-------- Data lines --------

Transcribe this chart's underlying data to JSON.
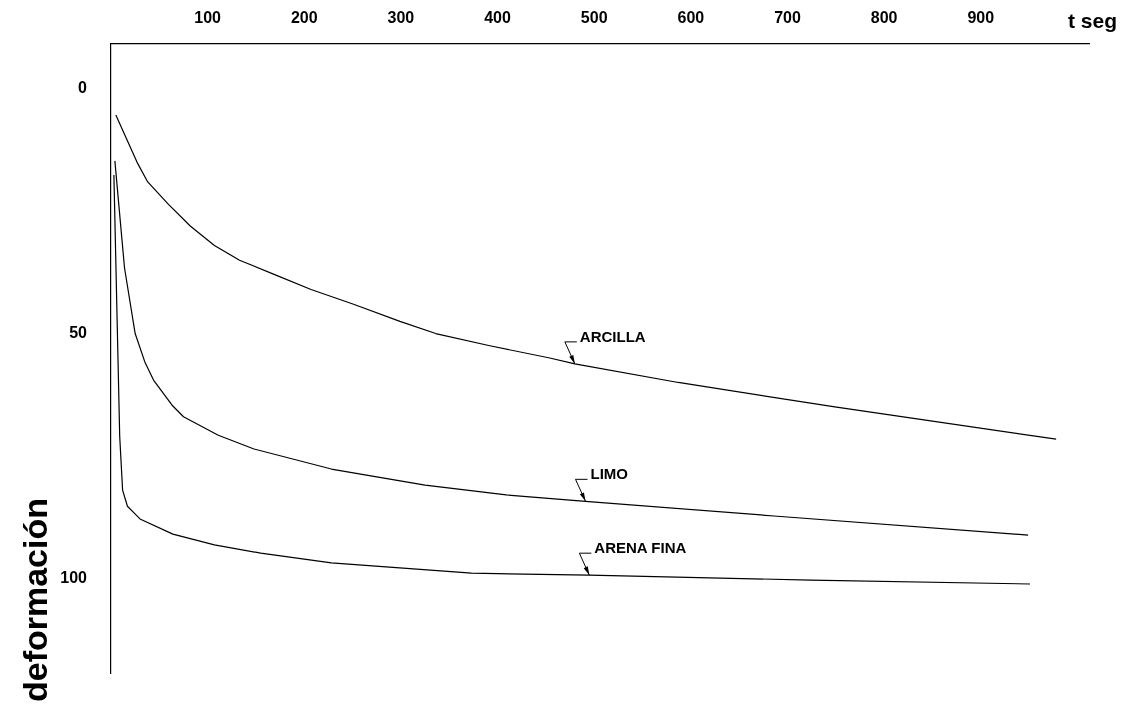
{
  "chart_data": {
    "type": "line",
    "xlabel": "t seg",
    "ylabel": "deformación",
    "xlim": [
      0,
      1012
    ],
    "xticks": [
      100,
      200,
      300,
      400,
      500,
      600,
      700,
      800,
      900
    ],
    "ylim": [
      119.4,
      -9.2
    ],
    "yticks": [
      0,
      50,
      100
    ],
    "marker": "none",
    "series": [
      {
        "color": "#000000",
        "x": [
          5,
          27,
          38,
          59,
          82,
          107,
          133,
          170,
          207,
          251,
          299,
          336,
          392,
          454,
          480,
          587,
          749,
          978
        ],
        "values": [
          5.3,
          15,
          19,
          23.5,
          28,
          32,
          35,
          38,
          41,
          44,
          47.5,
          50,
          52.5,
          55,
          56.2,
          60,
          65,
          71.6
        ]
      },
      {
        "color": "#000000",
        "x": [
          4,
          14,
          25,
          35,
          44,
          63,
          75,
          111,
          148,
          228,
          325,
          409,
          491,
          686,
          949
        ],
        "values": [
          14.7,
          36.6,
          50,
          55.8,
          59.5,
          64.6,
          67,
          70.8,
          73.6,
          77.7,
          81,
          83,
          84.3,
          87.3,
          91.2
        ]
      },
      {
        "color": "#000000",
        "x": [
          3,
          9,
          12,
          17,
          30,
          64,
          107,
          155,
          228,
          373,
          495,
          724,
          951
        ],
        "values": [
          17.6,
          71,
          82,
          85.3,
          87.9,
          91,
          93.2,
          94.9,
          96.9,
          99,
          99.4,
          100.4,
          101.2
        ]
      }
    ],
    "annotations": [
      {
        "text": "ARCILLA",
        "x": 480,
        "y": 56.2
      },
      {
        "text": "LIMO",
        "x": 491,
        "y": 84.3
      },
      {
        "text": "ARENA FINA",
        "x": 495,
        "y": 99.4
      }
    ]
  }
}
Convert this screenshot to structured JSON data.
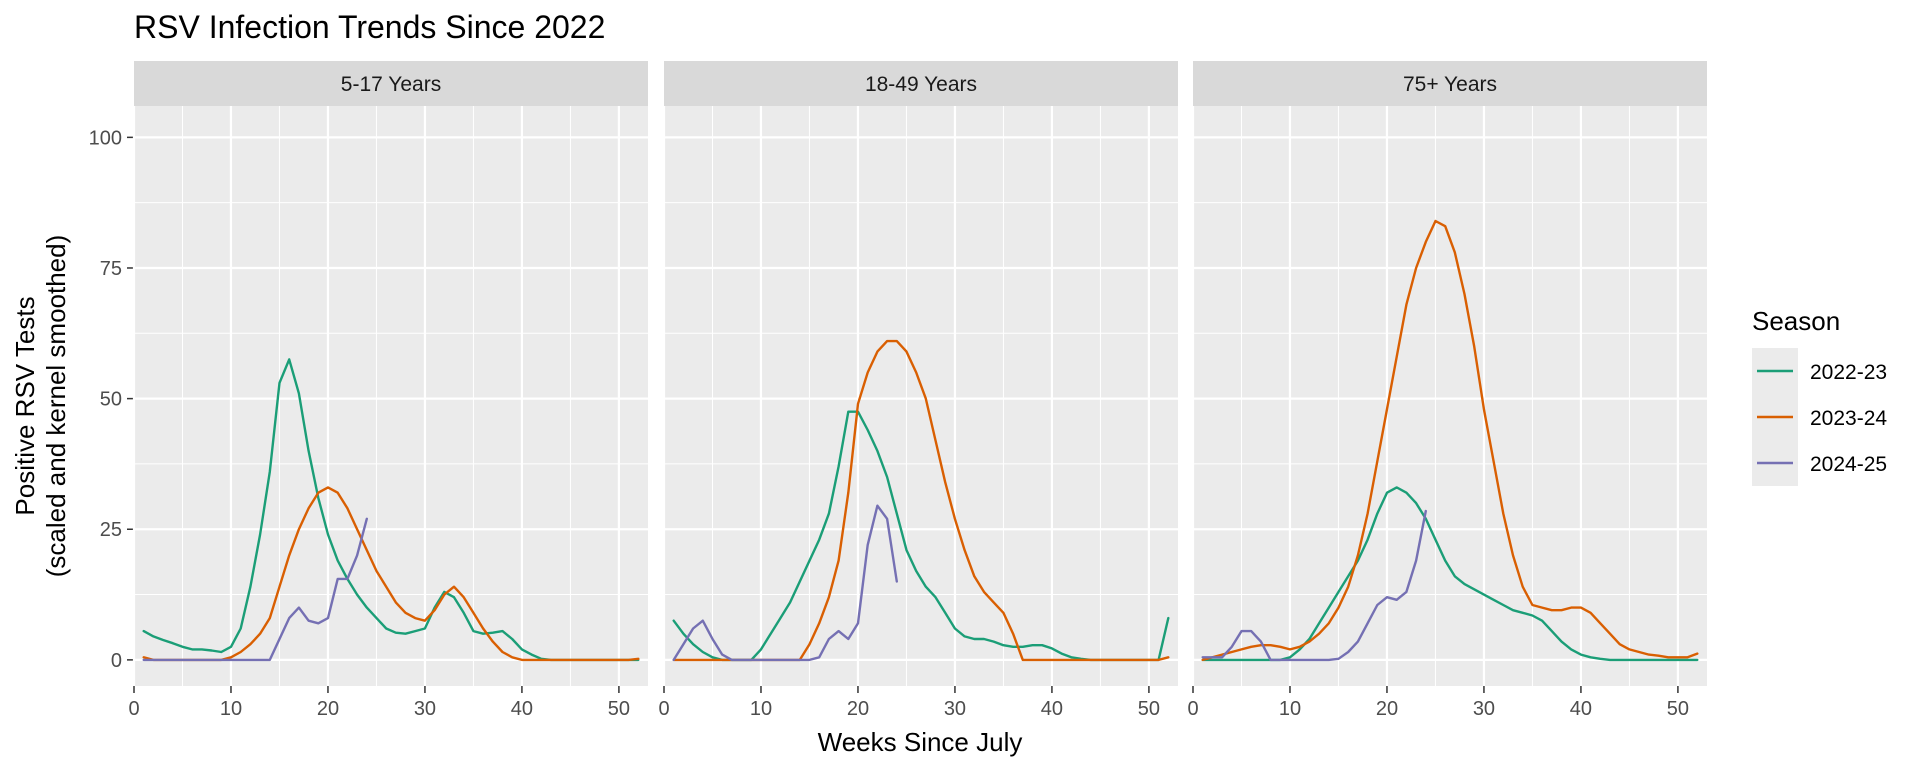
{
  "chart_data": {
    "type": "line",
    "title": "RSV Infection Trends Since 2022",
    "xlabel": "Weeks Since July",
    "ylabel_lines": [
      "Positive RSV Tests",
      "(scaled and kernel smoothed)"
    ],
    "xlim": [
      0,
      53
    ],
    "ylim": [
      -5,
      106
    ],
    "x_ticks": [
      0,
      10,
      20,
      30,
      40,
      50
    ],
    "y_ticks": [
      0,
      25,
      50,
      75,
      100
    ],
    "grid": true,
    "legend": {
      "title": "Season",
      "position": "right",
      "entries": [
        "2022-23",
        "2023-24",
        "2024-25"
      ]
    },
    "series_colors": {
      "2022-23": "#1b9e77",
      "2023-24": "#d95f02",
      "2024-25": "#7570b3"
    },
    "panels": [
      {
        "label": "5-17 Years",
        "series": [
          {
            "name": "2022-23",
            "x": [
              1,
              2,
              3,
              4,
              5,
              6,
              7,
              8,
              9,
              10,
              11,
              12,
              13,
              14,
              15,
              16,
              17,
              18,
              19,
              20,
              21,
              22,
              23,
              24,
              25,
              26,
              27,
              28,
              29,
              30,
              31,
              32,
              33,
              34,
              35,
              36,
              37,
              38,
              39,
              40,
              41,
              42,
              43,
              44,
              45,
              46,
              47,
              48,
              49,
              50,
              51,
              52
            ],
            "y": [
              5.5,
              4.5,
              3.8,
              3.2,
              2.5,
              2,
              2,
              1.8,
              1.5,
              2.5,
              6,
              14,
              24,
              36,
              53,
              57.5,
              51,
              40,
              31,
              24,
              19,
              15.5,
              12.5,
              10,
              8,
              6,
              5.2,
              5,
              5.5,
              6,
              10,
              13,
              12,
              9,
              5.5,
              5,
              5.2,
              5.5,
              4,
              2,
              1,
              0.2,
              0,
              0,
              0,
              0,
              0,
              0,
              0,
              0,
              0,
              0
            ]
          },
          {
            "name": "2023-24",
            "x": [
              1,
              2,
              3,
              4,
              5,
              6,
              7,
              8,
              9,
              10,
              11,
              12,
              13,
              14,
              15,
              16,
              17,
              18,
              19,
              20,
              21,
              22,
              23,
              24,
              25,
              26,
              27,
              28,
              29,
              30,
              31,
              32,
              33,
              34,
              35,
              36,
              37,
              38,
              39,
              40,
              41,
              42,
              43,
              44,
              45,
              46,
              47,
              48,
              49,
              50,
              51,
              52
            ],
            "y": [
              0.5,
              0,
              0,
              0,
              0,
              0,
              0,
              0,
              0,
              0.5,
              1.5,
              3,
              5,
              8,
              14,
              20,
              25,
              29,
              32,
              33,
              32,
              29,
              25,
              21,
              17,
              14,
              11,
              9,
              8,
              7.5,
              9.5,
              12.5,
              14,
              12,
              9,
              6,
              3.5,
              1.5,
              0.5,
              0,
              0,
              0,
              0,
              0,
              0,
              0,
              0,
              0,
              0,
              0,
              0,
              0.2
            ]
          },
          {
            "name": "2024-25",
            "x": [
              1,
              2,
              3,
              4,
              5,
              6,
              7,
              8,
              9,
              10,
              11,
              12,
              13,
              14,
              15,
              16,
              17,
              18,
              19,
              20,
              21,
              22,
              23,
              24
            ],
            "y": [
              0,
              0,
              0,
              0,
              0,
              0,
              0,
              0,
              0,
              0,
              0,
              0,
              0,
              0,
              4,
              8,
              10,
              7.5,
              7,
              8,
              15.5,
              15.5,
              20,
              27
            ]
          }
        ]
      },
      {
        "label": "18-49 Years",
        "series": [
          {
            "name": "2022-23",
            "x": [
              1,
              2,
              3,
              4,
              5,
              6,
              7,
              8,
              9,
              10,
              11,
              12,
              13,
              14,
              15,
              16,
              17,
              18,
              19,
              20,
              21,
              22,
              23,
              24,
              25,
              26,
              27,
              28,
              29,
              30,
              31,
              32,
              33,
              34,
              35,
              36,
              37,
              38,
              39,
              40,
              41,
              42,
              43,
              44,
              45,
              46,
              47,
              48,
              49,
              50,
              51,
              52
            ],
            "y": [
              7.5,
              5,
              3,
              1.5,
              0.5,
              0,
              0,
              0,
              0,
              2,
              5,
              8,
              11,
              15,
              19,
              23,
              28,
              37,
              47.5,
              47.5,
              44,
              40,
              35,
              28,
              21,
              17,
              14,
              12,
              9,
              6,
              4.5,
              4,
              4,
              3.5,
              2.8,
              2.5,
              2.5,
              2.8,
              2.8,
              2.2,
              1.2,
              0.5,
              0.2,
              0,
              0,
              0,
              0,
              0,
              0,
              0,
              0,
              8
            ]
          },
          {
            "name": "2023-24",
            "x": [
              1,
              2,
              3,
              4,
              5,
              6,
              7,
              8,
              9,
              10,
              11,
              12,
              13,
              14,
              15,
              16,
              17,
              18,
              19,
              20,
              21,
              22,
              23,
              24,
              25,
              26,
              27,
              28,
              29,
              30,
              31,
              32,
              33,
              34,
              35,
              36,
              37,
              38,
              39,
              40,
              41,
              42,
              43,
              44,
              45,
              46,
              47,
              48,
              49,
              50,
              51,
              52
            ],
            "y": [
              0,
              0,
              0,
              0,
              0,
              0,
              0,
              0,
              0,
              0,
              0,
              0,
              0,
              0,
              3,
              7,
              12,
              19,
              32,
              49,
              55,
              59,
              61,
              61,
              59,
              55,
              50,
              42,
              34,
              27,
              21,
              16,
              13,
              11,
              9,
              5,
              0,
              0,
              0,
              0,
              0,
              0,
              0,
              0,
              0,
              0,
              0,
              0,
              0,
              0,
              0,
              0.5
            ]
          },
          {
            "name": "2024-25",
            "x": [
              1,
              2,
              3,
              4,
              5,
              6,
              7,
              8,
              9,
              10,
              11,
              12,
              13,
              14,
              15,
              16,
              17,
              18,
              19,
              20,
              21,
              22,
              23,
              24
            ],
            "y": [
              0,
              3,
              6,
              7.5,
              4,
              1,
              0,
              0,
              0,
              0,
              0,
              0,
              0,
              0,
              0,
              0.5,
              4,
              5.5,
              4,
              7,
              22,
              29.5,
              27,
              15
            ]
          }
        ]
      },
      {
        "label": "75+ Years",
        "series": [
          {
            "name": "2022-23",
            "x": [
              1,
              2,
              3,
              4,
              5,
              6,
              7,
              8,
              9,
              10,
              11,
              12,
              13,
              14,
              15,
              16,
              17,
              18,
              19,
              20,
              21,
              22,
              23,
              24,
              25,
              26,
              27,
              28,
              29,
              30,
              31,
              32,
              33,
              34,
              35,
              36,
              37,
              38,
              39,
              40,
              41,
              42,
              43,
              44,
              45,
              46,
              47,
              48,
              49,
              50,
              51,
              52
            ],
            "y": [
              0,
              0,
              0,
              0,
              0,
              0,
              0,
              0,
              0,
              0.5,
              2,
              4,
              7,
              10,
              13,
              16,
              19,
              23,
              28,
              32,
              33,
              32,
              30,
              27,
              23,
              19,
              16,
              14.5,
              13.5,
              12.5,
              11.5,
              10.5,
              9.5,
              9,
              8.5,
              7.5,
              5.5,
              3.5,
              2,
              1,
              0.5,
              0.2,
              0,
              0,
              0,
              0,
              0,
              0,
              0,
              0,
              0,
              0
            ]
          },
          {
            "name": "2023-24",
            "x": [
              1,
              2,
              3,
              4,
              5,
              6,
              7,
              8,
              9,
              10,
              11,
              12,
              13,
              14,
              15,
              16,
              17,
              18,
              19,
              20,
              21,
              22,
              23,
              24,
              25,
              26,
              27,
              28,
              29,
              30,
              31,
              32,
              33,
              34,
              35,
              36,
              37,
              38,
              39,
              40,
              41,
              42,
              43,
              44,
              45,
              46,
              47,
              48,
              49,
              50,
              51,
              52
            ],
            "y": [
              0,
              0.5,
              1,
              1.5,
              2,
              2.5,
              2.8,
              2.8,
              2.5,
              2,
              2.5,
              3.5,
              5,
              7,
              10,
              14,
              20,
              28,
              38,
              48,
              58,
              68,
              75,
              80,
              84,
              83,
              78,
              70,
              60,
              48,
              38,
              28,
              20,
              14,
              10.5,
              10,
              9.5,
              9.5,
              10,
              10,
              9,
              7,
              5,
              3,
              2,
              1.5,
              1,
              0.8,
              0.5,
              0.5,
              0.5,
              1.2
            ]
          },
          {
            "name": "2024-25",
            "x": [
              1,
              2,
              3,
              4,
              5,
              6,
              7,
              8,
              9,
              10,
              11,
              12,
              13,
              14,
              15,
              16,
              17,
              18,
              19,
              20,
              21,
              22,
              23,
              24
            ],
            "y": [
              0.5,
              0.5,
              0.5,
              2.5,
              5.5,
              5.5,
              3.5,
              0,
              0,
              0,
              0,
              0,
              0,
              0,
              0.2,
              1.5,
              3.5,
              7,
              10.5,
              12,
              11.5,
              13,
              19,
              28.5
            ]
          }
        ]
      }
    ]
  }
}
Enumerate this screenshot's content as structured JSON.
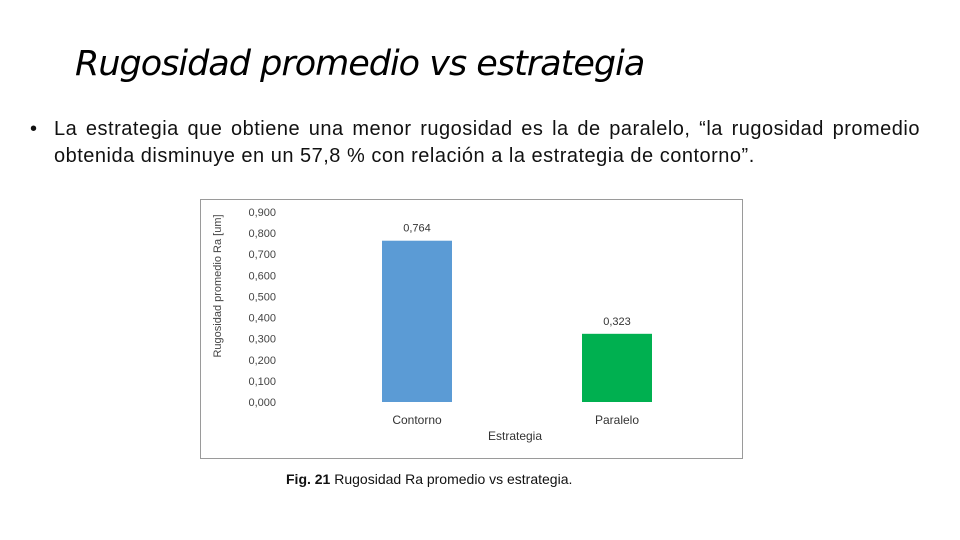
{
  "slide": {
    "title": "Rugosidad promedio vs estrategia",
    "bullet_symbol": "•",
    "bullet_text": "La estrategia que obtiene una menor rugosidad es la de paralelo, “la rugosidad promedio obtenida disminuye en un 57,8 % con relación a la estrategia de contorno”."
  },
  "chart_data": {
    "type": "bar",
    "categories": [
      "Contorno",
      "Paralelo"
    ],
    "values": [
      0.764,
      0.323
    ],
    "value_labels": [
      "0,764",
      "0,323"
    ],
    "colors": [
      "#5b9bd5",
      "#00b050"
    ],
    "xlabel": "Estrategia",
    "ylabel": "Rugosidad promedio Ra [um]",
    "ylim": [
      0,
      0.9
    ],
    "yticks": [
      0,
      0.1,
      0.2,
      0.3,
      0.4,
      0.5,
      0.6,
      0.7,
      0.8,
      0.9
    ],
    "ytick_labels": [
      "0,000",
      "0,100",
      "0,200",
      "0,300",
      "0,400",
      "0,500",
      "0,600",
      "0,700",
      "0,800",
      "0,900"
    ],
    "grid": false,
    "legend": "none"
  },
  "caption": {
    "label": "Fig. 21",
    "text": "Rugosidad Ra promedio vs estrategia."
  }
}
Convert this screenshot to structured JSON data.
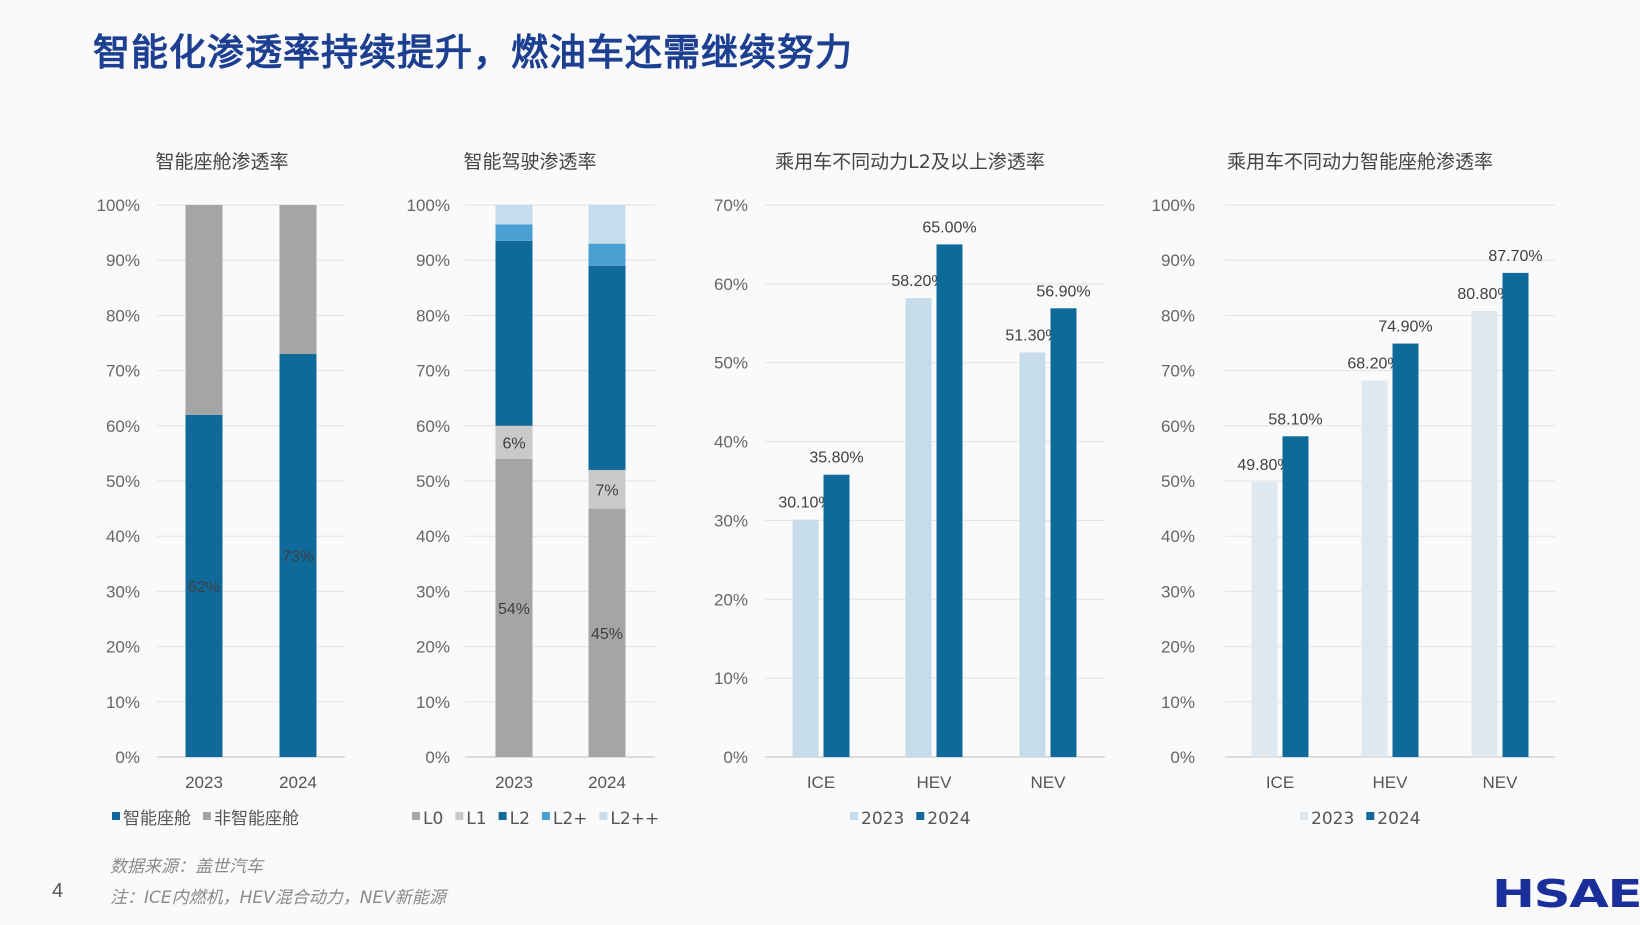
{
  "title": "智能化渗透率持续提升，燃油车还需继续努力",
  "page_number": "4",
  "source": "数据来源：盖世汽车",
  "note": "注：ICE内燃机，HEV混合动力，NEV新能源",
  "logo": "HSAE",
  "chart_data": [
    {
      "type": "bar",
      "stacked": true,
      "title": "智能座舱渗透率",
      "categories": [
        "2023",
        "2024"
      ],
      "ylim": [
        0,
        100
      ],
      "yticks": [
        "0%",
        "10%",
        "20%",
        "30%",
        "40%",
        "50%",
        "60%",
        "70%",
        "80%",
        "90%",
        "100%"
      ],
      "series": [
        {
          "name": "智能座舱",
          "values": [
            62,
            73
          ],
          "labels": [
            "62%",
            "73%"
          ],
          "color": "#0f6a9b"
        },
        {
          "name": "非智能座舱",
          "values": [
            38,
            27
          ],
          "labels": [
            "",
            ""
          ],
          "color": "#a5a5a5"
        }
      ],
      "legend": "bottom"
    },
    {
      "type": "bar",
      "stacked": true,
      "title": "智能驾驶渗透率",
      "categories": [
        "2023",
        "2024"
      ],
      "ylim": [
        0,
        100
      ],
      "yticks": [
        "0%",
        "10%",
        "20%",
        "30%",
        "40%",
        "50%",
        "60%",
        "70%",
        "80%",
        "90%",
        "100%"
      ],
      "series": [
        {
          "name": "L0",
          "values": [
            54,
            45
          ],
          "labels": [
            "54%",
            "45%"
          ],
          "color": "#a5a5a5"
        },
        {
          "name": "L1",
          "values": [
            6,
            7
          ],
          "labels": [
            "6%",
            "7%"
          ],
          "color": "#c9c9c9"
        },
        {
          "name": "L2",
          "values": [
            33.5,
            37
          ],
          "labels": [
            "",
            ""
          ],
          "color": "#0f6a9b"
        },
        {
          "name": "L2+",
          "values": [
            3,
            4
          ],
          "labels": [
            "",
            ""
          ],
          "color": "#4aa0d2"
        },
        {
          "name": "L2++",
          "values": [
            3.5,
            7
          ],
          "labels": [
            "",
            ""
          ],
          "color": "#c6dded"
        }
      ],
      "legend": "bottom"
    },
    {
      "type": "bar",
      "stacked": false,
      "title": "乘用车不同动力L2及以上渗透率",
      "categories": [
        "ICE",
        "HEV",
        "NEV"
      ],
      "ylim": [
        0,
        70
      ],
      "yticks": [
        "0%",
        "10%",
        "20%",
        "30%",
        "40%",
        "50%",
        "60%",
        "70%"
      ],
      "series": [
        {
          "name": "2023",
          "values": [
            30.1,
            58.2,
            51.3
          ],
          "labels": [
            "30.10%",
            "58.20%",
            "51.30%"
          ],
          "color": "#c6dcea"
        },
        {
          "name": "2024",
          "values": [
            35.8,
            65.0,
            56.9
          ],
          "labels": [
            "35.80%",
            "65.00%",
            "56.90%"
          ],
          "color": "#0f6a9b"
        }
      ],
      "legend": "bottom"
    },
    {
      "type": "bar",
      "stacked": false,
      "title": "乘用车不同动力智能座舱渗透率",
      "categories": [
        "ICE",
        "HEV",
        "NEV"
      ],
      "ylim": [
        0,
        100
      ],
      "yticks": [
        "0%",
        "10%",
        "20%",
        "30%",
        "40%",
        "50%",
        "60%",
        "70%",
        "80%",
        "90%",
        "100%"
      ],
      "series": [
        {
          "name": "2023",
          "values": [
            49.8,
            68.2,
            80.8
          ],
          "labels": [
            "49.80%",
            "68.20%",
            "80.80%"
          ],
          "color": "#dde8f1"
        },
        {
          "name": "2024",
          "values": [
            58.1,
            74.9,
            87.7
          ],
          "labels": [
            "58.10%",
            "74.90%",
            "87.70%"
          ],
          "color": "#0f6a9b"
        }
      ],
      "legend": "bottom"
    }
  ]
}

--------

▶ [Exercise details]:
Looking at the records above, report how many lines contain the word "Years". Answer with the number only.

▶ [Output for this task]:
3